→ DESCRIPTION OF THE TASK
Tally each line where the word "значения" occurs, then give only the total.

───

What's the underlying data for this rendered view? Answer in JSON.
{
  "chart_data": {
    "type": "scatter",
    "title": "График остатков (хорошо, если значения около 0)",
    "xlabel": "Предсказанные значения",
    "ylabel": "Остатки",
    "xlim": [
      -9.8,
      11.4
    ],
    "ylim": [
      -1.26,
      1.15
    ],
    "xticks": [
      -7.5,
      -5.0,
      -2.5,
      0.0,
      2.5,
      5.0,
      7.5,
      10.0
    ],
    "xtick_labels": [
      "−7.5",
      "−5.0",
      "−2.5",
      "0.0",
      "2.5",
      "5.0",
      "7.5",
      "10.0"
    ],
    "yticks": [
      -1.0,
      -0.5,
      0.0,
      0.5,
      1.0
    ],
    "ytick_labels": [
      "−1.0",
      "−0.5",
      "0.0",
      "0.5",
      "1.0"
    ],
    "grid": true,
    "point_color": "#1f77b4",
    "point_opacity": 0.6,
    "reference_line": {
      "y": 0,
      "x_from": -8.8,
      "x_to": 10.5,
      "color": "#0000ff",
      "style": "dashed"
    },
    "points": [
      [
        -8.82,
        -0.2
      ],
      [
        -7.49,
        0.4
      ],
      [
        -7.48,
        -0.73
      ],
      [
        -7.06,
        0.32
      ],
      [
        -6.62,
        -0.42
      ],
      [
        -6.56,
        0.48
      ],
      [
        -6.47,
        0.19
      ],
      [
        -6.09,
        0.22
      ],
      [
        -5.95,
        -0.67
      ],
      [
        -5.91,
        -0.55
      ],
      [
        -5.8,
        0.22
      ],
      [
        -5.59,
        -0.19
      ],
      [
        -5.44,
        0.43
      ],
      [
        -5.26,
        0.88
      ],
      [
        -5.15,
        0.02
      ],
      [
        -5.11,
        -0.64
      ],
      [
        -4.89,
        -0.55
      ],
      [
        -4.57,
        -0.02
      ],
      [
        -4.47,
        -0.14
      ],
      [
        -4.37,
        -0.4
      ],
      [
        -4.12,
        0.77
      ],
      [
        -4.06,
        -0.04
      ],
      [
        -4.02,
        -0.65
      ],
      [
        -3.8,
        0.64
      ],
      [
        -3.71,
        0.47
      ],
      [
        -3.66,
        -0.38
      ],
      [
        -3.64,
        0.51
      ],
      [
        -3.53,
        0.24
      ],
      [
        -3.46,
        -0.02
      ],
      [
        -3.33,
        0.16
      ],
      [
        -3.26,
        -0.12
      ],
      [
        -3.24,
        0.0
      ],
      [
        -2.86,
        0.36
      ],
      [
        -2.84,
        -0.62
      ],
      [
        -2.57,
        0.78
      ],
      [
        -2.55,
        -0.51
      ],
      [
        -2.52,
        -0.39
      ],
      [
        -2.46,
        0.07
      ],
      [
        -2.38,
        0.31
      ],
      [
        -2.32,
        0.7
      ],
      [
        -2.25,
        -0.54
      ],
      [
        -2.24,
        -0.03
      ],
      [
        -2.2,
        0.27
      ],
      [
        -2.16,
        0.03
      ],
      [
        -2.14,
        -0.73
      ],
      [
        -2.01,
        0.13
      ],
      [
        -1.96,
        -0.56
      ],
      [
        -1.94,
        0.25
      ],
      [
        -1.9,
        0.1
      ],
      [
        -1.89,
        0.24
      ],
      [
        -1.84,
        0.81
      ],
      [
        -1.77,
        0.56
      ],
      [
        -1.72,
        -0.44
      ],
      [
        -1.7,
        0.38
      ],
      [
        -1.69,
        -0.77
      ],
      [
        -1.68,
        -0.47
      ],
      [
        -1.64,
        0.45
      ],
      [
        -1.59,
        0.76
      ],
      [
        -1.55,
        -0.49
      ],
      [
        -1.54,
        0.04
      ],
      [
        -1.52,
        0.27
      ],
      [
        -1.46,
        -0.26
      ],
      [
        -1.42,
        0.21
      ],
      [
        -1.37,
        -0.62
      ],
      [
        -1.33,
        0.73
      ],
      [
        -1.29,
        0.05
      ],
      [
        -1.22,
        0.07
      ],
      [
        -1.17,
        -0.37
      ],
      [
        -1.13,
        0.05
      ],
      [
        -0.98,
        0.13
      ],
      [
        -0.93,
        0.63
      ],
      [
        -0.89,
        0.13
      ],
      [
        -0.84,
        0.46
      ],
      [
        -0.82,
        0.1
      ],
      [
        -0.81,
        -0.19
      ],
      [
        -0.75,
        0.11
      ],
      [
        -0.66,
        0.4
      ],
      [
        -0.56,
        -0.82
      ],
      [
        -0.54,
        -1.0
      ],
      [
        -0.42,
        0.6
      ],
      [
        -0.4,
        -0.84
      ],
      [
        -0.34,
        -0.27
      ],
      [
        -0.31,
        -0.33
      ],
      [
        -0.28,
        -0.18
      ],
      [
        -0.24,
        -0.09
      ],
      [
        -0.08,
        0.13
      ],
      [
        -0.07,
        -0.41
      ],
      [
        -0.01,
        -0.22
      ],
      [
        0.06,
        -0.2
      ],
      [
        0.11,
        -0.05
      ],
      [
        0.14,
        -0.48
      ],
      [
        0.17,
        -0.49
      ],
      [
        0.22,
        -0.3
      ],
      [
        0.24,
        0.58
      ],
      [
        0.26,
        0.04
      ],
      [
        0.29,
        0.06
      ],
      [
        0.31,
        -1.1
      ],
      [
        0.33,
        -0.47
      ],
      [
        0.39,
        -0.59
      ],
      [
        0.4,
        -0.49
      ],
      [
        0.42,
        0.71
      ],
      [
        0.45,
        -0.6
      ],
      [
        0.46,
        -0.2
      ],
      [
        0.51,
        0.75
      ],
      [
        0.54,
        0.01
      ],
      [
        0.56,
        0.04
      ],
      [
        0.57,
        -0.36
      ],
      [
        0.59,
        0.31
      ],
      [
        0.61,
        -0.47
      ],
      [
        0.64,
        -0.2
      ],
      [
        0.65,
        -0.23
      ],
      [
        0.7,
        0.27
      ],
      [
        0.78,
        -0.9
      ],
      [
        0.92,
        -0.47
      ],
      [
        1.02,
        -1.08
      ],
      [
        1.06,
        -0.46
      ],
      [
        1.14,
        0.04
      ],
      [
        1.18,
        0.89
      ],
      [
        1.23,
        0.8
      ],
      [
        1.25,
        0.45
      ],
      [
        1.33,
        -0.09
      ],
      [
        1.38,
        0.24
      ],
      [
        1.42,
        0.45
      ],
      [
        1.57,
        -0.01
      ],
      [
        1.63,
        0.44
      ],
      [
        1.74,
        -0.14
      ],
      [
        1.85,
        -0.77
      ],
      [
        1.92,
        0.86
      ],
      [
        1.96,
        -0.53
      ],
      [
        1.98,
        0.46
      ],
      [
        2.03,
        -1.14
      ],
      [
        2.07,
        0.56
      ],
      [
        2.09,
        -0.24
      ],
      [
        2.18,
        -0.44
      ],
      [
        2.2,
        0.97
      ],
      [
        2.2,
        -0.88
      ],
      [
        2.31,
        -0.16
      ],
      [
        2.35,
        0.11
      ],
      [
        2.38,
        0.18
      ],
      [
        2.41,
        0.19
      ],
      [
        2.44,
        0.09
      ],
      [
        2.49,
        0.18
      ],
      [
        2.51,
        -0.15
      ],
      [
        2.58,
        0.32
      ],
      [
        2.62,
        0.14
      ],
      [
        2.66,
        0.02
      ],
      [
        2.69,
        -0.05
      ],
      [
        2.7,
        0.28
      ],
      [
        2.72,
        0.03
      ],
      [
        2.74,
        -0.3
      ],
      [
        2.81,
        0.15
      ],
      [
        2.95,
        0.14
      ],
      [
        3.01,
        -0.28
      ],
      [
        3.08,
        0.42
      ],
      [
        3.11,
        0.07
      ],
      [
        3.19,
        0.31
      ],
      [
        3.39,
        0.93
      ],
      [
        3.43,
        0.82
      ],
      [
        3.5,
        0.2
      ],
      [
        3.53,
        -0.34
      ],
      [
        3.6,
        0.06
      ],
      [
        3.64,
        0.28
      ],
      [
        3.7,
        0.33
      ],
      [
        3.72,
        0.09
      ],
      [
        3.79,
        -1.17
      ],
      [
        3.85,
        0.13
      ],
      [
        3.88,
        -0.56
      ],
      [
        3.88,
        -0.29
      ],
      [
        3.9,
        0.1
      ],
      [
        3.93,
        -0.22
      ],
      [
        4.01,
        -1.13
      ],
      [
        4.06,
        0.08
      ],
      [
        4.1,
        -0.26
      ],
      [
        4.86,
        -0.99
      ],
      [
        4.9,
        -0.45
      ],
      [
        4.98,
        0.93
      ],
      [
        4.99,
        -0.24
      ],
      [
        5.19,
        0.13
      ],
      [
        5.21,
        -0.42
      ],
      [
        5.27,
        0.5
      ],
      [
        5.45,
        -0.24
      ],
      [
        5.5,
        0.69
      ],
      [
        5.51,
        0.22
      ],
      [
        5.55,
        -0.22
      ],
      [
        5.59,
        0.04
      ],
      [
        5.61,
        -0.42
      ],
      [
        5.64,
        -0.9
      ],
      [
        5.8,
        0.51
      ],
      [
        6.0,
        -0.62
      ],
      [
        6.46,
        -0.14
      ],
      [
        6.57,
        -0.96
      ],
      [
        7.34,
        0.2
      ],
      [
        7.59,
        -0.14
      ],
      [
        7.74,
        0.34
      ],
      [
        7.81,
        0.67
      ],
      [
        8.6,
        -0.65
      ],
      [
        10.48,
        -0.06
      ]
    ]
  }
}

───

→ SOLUTION TO THIS TASK
2